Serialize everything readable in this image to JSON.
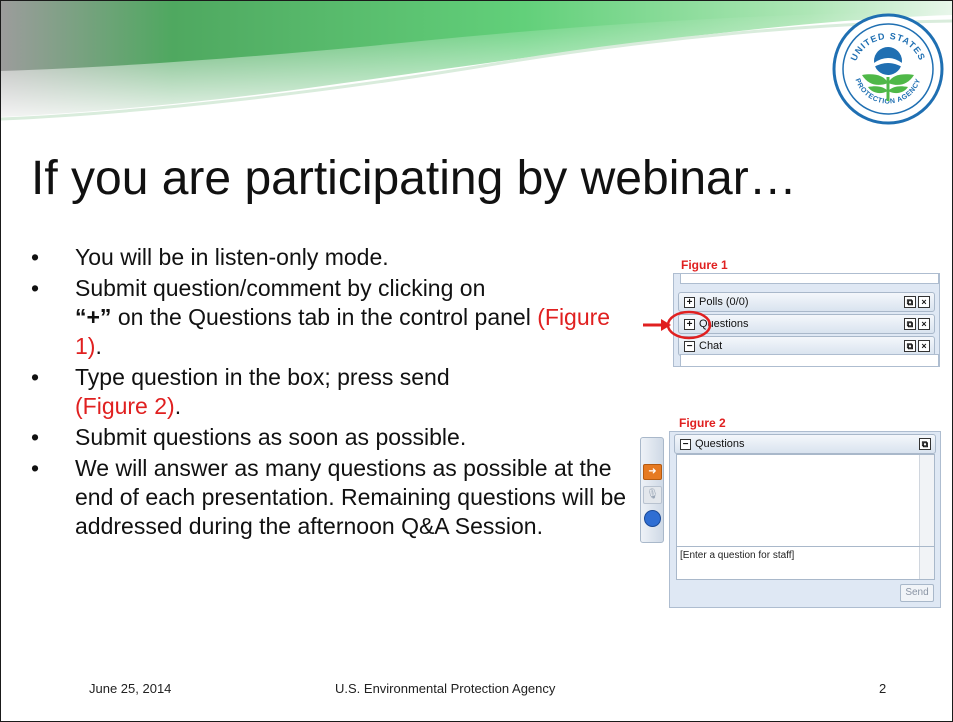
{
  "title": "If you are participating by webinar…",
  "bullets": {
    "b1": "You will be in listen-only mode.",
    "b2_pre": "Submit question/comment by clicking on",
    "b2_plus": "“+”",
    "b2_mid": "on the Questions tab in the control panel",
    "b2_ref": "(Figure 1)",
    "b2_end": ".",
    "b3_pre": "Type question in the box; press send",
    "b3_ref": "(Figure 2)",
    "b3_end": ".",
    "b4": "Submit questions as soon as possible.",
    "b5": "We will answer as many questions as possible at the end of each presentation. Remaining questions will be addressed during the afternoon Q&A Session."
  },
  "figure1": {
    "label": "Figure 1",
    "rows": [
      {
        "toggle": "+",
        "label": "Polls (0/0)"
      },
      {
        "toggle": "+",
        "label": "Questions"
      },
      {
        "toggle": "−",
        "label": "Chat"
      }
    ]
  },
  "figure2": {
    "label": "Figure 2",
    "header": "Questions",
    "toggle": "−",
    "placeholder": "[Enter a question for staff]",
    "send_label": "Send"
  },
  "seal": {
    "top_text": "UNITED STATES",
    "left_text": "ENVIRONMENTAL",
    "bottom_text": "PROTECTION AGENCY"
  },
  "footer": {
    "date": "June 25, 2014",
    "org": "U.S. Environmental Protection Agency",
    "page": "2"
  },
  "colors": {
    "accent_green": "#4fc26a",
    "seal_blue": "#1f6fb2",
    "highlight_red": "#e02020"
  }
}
* * *
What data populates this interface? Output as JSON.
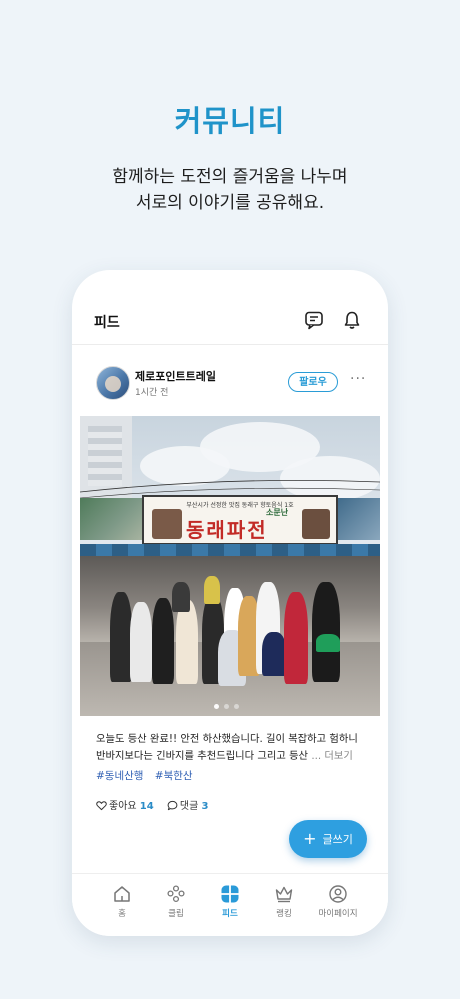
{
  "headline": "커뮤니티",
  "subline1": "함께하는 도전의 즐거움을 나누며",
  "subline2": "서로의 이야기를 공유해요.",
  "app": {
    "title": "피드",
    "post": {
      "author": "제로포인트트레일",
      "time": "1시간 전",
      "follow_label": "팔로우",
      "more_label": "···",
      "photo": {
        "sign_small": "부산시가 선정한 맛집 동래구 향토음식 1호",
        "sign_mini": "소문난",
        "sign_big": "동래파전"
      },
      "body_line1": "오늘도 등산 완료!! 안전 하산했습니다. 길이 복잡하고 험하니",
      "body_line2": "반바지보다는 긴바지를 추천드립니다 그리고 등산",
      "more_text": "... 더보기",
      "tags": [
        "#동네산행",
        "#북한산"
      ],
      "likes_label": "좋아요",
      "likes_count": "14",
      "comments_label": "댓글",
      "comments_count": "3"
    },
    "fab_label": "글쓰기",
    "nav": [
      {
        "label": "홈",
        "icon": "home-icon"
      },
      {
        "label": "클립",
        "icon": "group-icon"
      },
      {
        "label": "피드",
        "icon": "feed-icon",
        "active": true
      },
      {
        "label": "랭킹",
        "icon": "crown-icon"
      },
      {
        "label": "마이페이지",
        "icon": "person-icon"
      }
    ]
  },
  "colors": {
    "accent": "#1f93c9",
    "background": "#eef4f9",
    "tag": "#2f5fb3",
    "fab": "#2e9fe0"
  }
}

• [SET EXERCISE]: Your task is to collect every line above that contains the word "Submit".

• [THE COMPLETED TASK]:
    "b2_pre": "Submit question/comment by clicking on",
    "b4": "Submit questions as soon as possible.",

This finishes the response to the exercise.